_Records for this task_:

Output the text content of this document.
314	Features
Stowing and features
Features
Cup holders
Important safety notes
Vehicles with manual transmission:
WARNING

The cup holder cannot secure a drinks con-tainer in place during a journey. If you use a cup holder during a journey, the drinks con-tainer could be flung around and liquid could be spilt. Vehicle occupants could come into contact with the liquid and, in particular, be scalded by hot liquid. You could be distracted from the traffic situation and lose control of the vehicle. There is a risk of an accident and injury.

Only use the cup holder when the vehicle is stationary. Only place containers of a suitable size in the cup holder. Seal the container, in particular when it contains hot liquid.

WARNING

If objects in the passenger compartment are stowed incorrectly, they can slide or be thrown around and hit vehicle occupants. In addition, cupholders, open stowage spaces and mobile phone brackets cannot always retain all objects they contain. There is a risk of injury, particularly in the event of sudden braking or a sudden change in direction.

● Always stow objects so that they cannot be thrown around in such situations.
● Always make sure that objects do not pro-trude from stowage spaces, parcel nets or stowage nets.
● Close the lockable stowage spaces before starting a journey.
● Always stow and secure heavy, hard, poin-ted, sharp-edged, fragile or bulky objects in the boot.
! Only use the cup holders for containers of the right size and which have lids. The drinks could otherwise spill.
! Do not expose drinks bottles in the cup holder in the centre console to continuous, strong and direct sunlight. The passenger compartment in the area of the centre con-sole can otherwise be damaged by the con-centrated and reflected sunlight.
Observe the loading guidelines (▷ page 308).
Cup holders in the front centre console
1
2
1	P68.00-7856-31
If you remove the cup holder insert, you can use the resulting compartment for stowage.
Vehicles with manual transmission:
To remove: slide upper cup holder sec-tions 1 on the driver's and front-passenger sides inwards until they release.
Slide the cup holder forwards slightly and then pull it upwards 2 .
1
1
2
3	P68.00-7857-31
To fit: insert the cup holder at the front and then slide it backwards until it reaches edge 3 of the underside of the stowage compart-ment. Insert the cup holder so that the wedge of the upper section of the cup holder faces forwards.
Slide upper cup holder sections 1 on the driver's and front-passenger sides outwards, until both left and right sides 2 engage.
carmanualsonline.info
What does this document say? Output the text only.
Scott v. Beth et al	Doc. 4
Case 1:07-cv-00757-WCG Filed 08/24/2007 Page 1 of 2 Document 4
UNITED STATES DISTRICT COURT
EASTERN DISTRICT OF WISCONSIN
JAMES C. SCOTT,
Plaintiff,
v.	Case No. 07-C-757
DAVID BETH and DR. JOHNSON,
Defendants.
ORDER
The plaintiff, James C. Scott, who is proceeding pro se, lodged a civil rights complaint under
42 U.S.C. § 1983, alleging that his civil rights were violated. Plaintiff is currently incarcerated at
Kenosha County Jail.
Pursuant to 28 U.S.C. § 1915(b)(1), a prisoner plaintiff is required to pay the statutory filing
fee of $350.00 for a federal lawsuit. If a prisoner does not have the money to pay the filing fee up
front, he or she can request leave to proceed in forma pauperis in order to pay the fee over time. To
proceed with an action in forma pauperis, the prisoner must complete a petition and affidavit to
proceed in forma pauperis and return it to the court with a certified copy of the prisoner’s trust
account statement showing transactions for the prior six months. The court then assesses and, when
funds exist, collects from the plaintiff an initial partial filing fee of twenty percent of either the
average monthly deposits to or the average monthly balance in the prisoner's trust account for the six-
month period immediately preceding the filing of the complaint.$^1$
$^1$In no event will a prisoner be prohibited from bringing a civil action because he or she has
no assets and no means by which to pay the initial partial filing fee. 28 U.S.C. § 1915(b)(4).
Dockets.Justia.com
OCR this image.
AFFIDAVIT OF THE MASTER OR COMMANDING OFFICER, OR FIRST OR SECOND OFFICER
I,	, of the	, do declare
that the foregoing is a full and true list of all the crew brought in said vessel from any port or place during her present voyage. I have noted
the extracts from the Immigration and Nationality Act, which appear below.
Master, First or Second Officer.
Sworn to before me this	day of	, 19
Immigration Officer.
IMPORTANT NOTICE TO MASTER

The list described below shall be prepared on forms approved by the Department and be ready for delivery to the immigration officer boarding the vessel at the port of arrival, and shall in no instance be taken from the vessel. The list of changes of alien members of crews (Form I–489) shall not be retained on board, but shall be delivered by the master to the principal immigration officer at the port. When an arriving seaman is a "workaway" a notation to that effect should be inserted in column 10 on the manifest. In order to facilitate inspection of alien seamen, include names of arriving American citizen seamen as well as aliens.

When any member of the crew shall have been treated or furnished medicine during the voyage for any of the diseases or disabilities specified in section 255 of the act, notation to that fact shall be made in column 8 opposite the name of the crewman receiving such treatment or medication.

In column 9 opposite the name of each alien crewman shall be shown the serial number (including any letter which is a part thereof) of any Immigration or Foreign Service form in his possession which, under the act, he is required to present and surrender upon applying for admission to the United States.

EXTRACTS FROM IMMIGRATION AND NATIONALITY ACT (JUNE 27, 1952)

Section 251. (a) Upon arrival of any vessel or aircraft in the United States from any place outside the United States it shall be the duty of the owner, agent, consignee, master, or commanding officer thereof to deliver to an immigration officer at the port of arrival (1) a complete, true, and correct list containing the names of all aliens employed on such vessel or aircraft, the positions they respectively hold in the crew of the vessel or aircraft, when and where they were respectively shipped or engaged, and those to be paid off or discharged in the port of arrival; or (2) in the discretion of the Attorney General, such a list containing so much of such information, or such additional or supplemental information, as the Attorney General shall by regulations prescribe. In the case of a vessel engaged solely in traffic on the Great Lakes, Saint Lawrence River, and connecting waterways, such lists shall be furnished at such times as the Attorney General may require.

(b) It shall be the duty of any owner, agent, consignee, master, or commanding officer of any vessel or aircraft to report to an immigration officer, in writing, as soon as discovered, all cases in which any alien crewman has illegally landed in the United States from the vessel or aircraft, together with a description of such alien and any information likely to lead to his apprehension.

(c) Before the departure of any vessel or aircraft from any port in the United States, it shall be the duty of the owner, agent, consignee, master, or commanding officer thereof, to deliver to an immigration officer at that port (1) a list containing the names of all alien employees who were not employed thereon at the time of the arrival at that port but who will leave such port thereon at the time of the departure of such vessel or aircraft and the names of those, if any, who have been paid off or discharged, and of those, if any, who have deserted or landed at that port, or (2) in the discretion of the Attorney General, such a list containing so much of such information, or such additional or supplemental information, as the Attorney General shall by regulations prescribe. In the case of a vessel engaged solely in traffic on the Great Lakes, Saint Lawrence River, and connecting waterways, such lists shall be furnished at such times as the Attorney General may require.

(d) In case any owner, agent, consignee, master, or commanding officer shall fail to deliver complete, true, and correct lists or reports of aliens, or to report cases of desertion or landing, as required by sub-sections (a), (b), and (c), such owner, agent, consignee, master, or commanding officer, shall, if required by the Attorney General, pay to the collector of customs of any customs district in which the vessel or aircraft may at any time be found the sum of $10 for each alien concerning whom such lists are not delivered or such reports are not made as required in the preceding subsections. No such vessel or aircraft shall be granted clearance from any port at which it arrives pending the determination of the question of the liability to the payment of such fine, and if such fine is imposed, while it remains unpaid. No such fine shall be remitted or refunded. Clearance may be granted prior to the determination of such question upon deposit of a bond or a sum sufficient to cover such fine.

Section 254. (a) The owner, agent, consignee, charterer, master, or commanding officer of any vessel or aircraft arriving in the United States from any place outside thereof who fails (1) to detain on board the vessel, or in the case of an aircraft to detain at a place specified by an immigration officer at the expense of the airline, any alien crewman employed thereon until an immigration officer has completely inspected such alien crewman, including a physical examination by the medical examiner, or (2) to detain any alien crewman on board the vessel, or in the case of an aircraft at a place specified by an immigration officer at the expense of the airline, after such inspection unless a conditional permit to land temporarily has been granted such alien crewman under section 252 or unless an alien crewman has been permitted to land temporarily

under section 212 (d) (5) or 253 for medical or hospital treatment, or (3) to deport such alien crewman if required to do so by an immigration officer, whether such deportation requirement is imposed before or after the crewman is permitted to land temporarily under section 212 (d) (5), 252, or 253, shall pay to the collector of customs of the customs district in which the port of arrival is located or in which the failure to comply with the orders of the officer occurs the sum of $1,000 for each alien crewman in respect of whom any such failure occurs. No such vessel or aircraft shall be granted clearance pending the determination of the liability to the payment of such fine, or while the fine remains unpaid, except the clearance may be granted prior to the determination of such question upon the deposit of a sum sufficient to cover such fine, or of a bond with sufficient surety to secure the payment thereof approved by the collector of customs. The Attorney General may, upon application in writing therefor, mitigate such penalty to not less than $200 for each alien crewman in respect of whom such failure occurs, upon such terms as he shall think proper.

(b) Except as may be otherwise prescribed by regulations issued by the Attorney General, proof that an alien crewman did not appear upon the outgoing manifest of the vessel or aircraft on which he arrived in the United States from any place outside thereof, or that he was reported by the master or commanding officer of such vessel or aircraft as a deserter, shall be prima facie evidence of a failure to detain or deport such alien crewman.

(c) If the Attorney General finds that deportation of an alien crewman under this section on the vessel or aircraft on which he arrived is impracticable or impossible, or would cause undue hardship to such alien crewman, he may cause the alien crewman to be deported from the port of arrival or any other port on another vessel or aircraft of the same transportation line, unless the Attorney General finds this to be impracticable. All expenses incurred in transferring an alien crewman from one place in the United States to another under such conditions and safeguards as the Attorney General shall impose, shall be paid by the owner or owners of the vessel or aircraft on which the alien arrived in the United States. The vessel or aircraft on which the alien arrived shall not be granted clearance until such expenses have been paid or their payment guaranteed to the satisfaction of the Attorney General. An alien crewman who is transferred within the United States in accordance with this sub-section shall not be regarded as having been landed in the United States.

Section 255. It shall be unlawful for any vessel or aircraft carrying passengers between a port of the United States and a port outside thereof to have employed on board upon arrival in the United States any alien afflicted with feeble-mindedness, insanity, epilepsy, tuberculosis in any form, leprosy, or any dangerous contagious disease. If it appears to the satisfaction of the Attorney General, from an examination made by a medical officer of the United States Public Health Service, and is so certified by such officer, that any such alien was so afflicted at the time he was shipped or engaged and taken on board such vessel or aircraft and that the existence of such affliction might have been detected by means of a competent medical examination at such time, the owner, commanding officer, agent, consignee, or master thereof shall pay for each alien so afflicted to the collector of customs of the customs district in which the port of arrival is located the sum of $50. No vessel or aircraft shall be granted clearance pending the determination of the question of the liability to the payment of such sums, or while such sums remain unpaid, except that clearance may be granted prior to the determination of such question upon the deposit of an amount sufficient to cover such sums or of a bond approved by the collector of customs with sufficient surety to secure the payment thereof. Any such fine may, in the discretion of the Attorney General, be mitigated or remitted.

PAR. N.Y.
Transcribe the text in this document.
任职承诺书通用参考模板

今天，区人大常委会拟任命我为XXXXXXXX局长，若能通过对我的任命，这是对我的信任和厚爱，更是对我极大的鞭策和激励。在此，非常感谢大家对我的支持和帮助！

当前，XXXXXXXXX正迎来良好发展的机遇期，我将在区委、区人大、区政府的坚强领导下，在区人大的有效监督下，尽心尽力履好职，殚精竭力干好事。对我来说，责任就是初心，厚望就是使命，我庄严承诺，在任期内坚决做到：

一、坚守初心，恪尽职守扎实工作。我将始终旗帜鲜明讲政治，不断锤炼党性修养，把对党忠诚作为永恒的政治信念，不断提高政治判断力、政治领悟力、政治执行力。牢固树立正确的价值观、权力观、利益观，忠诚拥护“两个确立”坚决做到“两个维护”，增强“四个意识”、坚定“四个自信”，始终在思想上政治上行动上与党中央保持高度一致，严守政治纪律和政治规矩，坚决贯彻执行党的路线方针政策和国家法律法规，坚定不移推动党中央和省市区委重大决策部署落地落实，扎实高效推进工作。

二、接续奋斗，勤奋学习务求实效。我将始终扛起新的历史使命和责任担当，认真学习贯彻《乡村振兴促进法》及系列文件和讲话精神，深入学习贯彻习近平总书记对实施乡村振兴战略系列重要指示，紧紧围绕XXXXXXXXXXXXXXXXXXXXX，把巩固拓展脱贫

_Required task_:
Everything from the line with "Transcribe the text in this document." through the last line of the material above should be echoed exactly, and nothing else.

_Solved exercise_:
Transcribe the text in this document.
任职承诺书通用参考模板

今天，区人大常委会拟任命我为XXXXXXXX局长，若能通过对我的任命，这是对我的信任和厚爱，更是对我极大的鞭策和激励。在此，非常感谢大家对我的支持和帮助！

当前，XXXXXXXXX正迎来良好发展的机遇期，我将在区委、区人大、区政府的坚强领导下，在区人大的有效监督下，尽心尽力履好职，殚精竭力干好事。对我来说，责任就是初心，厚望就是使命，我庄严承诺，在任期内坚决做到：

一、坚守初心，恪尽职守扎实工作。我将始终旗帜鲜明讲政治，不断锤炼党性修养，把对党忠诚作为永恒的政治信念，不断提高政治判断力、政治领悟力、政治执行力。牢固树立正确的价值观、权力观、利益观，忠诚拥护“两个确立”坚决做到“两个维护”，增强“四个意识”、坚定“四个自信”，始终在思想上政治上行动上与党中央保持高度一致，严守政治纪律和政治规矩，坚决贯彻执行党的路线方针政策和国家法律法规，坚定不移推动党中央和省市区委重大决策部署落地落实，扎实高效推进工作。

二、接续奋斗，勤奋学习务求实效。我将始终扛起新的历史使命和责任担当，认真学习贯彻《乡村振兴促进法》及系列文件和讲话精神，深入学习贯彻习近平总书记对实施乡村振兴战略系列重要指示，紧紧围绕XXXXXXXXXXXXXXXXXXXXX，把巩固拓展脱贫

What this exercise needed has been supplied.